■ ENTRIES SHOWN ■
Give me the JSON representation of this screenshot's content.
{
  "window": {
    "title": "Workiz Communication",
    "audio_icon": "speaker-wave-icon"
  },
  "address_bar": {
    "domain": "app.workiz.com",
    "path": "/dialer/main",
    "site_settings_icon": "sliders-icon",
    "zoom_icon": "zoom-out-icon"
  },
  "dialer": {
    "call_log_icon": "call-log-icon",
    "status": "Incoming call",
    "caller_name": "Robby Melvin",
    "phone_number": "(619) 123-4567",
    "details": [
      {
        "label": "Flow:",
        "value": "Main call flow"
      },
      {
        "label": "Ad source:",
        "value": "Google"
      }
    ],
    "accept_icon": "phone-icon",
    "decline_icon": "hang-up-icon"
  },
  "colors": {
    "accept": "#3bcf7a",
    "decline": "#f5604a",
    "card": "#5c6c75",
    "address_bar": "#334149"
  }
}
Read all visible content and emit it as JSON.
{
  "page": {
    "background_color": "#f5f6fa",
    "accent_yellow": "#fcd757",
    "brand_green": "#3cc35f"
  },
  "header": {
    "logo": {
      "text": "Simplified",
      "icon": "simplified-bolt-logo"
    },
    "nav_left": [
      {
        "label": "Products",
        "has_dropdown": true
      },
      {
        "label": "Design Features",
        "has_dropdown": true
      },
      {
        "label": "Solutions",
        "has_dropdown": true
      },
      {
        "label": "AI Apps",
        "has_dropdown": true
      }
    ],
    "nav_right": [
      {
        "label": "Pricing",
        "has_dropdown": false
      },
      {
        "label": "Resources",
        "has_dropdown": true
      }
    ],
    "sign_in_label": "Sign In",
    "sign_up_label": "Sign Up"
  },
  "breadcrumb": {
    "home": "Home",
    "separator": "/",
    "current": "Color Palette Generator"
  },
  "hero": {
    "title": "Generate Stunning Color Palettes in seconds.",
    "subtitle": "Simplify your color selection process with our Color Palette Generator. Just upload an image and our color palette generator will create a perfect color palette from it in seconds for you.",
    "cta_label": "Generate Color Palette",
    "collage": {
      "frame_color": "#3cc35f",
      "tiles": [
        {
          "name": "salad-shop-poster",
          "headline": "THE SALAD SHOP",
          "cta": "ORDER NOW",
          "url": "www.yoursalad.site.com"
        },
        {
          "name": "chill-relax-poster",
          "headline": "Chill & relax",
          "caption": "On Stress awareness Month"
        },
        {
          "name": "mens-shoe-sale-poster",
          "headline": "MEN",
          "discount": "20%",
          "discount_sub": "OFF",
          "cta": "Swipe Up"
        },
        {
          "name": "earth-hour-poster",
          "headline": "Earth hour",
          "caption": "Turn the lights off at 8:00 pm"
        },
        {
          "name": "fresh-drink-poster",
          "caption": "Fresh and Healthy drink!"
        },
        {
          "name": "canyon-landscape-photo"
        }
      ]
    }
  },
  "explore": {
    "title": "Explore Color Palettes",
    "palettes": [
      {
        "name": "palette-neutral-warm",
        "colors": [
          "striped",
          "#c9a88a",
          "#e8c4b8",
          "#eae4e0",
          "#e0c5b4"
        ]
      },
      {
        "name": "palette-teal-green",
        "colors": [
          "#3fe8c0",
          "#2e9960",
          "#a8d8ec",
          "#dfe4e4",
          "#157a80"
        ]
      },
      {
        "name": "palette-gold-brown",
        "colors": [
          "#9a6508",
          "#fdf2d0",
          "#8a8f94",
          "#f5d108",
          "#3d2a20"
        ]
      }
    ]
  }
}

■ STATED PROBLEM ■
In the entries above, find every line holding the word "Generate" and copy it out.

■ SOLUTION ■
    "title": "Generate Stunning Color Palettes in seconds.",
    "cta_label": "Generate Color Palette",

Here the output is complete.